◆ PARTS OF THE EXERCISE
1) Answer these questions from the forum thread on HD picture quality:
(a) Which channel does the first poster tune to for CBS shows?
(b) About what bitrate does HDlover believe the HD-DVD stream runs at?
(c) According to grooves12, what must DLP/LCOS displays do to an interlaced signal before displaying it?
2) Rewrite the HD picture quality forum thread between "For CBS shows" and "an OTA tuner.", inclusive, putting "over-the-air" in place of "OTA".

◆ SELECTED EXCERPT
━━━
For CBS shows I tune to channel 9484 (KCBS-HD from Los Angeles). I had that before the SF local HDs were available. This channel's HD quality is as good as HBO's. Quite a bit better than KPIX.


----------



## HDlover (Jul 28, 2006)

Dish is getting there but they still need to tweak. It still is not as sharp as OTA. Doesn't seem to have as much resolution. It is close but not quite there. Maybe they are over compressing. There are pixels visible and slight banding. I didn't notice this with HD-DVD but its stream is 26mb/s or so I believe. BTW this is KGO/Kyle-720p, I need to check 1080i stations. however, taking an ATSC stream and converting it to MPG4, this may be as good as they can do. If they could get a direct by wire stream like cable maybe it would be better. I'm glad the 622 has an OTA tuner.


----------



## HDlover (Jul 28, 2006)

1080i is very close but no cigar also. Those without top of the line HDTVs may not see the difference.


----------



## grooves12 (Oct 27, 2005)

HDlover said:


> 1080i is very close but no cigar also. Those without top of the line HDTVs probably won't see the difference.


Haha... that is funny... people that actually know what they are talking about will tell you that there is NO difference between a 1080i television and 1080p television when it comes to picture quality of a 1080i signal. In fact most "videophiles" still prefer a 1080i CRT picture over anything else that is currently available. The Hype of 1080p has NOTHING to do with it being superior, it has to do with differences in how the different display technologies work. DLP/LCOS CAN'T show an interlaced picture... they call them 1080p because it HAS TO convert an interlaced signal into a progressive one before it can display it. But, you will not see any incereased resolution or detail with a 1080p picture over a 1080i one... in fact in most cases you will see LESS because the television is doing post processing to the picture during the conversion to 1080p.
━━━
◆ DATA ROWS
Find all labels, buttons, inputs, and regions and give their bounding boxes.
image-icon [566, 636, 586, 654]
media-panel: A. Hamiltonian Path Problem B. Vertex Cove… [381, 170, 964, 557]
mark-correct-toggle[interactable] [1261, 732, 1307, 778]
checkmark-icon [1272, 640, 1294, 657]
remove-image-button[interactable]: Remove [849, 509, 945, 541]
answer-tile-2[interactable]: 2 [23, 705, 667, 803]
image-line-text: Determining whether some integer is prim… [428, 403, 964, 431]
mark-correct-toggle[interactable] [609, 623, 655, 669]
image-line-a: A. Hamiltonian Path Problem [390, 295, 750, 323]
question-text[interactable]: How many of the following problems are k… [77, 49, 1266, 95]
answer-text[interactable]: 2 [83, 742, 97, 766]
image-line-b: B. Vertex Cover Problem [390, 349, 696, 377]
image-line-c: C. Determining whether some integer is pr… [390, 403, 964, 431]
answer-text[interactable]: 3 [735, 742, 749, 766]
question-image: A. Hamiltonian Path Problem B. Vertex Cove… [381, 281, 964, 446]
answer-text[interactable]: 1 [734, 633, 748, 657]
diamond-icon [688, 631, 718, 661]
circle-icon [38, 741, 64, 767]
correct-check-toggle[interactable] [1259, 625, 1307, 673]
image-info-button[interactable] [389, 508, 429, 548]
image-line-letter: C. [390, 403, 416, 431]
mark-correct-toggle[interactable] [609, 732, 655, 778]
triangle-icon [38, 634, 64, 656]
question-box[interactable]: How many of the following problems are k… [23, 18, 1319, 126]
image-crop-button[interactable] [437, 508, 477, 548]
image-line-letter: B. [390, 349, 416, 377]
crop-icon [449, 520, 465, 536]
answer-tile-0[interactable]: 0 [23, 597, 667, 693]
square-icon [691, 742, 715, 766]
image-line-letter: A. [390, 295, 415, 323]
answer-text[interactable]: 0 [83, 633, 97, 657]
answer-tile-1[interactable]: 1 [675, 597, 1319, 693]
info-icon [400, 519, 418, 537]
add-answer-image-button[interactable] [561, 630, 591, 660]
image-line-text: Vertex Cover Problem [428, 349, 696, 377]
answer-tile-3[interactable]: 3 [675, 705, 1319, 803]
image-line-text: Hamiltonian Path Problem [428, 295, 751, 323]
━━━
◆ TASK RESULTS
1)
(a) Channel 9484, KCBS-HD from Los Angeles.
(b) About 26mb/s.
(c) They must convert it into a progressive signal.

2)
For CBS shows I tune to channel 9484 (KCBS-HD from Los Angeles). I had that before the SF local HDs were available. This channel's HD quality is as good as HBO's. Quite a bit better than KPIX.


----------



## HDlover (Jul 28, 2006)

Dish is getting there but they still need to tweak. It still is not as sharp as over-the-air. Doesn't seem to have as much resolution. It is close but not quite there. Maybe they are over compressing. There are pixels visible and slight banding. I didn't notice this with HD-DVD but its stream is 26mb/s or so I believe. BTW this is KGO/Kyle-720p, I need to check 1080i stations. however, taking an ATSC stream and converting it to MPG4, this may be as good as they can do. If they could get a direct by wire stream like cable maybe it would be better. I'm glad the 622 has an over-the-air tuner.